### Exercise aim
Transcribe all the entries word for word, skipping the pictures.

-- Information supplied start --

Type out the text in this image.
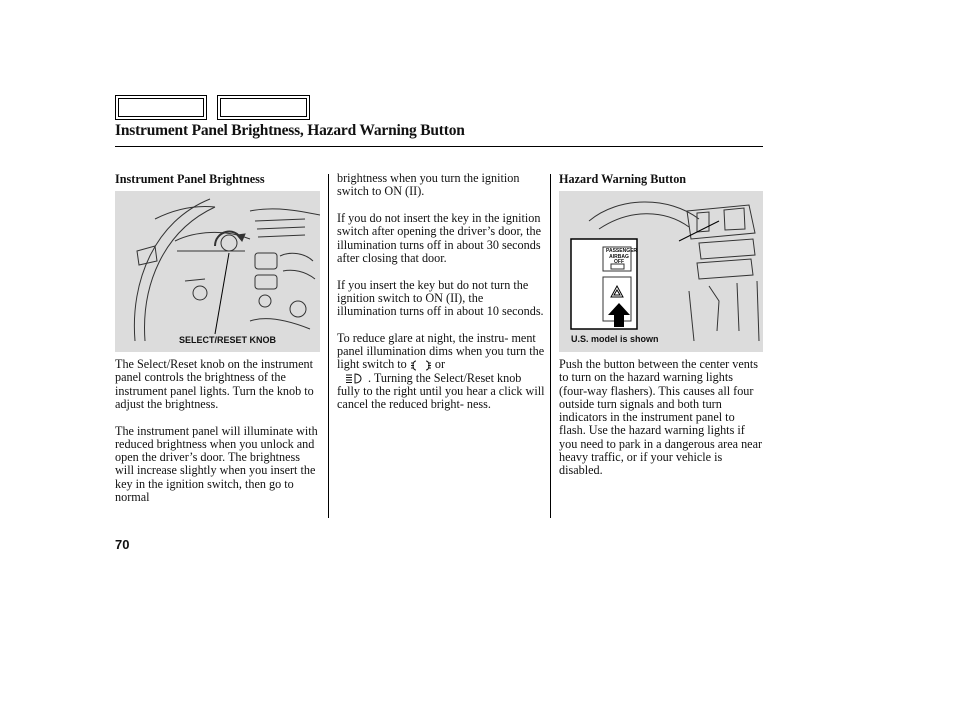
Instrument Panel Brightness, Hazard Warning Button
Instrument Panel Brightness
SELECT/RESET KNOB

The Select/Reset knob on the instrument panel controls the brightness of the instrument panel lights. Turn the knob to adjust the brightness.

The instrument panel will illuminate with reduced brightness when you unlock and open the driver’s door. The brightness will increase slightly when you insert the key in the ignition switch, then go to normal

brightness when you turn the ignition switch to ON (II).

If you do not insert the key in the ignition switch after opening the driver’s door, the illumination turns off in about 30 seconds after closing that door.

If you insert the key but do not turn the ignition switch to ON (II), the illumination turns off in about 10 seconds.

To reduce glare at night, the instru- ment panel illumination dims when you turn the light switch to or
. Turning the Select/Reset knob fully to the right until you hear a click will cancel the reduced bright- ness.

Hazard Warning Button
PASSENGER
AIRBAG
OFF
U.S. model is shown

Push the button between the center vents to turn on the hazard warning lights (four-way flashers). This causes all four outside turn signals and both turn indicators in the instrument panel to flash. Use the hazard warning lights if you need to park in a dangerous area near heavy traffic, or if your vehicle is disabled.

70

-- Information supplied end --

### Task answer
Type out the text in this image.
Instrument Panel Brightness, Hazard Warning Button
Instrument Panel Brightness
SELECT/RESET KNOB

The Select/Reset knob on the instrument panel controls the brightness of the instrument panel lights. Turn the knob to adjust the brightness.

The instrument panel will illuminate with reduced brightness when you unlock and open the driver’s door. The brightness will increase slightly when you insert the key in the ignition switch, then go to normal

brightness when you turn the ignition switch to ON (II).

If you do not insert the key in the ignition switch after opening the driver’s door, the illumination turns off in about 30 seconds after closing that door.

If you insert the key but do not turn the ignition switch to ON (II), the illumination turns off in about 10 seconds.

To reduce glare at night, the instru- ment panel illumination dims when you turn the light switch to or
. Turning the Select/Reset knob fully to the right until you hear a click will cancel the reduced bright- ness.

Hazard Warning Button
PASSENGER
AIRBAG
OFF
U.S. model is shown

Push the button between the center vents to turn on the hazard warning lights (four-way flashers). This causes all four outside turn signals and both turn indicators in the instrument panel to flash. Use the hazard warning lights if you need to park in a dangerous area near heavy traffic, or if your vehicle is disabled.

70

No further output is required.